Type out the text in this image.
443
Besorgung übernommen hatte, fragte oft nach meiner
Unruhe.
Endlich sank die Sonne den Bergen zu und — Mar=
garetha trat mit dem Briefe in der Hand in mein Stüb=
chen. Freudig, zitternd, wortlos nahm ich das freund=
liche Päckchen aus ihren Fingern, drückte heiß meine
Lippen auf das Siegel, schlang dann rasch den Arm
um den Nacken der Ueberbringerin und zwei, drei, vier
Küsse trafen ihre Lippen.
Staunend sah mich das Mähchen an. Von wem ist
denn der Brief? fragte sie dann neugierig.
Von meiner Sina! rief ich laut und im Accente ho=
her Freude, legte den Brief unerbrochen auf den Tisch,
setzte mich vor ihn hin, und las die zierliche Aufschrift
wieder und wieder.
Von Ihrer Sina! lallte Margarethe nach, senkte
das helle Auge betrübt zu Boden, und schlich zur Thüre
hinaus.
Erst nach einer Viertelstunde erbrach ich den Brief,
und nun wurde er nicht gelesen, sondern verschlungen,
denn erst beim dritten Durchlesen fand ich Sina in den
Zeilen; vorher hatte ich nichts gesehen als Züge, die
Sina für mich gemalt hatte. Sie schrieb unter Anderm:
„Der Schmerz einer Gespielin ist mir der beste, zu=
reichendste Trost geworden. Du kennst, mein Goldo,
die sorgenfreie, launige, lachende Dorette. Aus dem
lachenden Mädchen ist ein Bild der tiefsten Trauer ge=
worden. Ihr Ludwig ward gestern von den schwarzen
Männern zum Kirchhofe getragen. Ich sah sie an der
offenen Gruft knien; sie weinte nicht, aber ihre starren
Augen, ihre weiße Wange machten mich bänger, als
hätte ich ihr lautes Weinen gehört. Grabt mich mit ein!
────
WORK REQUIRED: Repeat all the entries word for word.

ANSWER FOR THIS EXERCISE:
Type out the text in this image.
443
Besorgung übernommen hatte, fragte oft nach meiner
Unruhe.
Endlich sank die Sonne den Bergen zu und — Mar=
garetha trat mit dem Briefe in der Hand in mein Stüb=
chen. Freudig, zitternd, wortlos nahm ich das freund=
liche Päckchen aus ihren Fingern, drückte heiß meine
Lippen auf das Siegel, schlang dann rasch den Arm
um den Nacken der Ueberbringerin und zwei, drei, vier
Küsse trafen ihre Lippen.
Staunend sah mich das Mähchen an. Von wem ist
denn der Brief? fragte sie dann neugierig.
Von meiner Sina! rief ich laut und im Accente ho=
her Freude, legte den Brief unerbrochen auf den Tisch,
setzte mich vor ihn hin, und las die zierliche Aufschrift
wieder und wieder.
Von Ihrer Sina! lallte Margarethe nach, senkte
das helle Auge betrübt zu Boden, und schlich zur Thüre
hinaus.
Erst nach einer Viertelstunde erbrach ich den Brief,
und nun wurde er nicht gelesen, sondern verschlungen,
denn erst beim dritten Durchlesen fand ich Sina in den
Zeilen; vorher hatte ich nichts gesehen als Züge, die
Sina für mich gemalt hatte. Sie schrieb unter Anderm:
„Der Schmerz einer Gespielin ist mir der beste, zu=
reichendste Trost geworden. Du kennst, mein Goldo,
die sorgenfreie, launige, lachende Dorette. Aus dem
lachenden Mädchen ist ein Bild der tiefsten Trauer ge=
worden. Ihr Ludwig ward gestern von den schwarzen
Männern zum Kirchhofe getragen. Ich sah sie an der
offenen Gruft knien; sie weinte nicht, aber ihre starren
Augen, ihre weiße Wange machten mich bänger, als
hätte ich ihr lautes Weinen gehört. Grabt mich mit ein!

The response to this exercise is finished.